_WHAT NEEDS TO BE DONE_
Pull out every line below that holds the word "color".

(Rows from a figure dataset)
* Start *

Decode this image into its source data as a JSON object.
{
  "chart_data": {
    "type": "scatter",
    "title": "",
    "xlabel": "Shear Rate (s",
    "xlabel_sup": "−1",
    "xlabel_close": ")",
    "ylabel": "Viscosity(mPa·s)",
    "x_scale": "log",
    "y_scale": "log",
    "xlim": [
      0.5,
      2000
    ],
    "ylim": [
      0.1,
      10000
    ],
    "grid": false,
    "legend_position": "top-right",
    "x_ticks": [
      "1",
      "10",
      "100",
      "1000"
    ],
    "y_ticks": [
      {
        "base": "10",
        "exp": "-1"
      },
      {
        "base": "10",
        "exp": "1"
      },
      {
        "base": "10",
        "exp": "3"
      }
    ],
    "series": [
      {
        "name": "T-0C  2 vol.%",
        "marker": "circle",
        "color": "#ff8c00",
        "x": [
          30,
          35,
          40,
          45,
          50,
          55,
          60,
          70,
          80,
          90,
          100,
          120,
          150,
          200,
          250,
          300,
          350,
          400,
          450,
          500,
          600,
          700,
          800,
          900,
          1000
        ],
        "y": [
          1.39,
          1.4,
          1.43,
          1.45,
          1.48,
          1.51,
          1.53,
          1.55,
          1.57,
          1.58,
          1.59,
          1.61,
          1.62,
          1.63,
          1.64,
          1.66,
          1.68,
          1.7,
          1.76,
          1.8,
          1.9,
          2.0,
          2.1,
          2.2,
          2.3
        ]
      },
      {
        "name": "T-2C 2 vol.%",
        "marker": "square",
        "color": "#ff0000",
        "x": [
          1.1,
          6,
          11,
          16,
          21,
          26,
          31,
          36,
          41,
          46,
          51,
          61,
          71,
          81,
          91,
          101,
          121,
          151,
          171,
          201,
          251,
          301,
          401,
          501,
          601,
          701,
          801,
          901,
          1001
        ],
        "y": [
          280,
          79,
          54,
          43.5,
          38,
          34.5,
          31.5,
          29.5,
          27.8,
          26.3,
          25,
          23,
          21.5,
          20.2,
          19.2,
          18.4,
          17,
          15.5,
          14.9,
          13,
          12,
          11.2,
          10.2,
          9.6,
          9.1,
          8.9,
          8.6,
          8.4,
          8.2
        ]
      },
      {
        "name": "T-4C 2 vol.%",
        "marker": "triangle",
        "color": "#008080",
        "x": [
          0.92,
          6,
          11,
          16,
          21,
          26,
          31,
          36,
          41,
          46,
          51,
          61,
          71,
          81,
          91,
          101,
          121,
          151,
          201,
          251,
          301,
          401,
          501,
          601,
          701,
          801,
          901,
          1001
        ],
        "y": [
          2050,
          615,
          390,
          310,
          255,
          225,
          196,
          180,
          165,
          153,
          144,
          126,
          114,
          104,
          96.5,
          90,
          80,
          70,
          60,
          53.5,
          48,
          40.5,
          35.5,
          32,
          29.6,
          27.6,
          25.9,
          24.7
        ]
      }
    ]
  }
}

* End *

_ANSWER FOR THE TASK_
        "color": "#ff8c00",
        "color": "#ff0000",
        "color": "#008080",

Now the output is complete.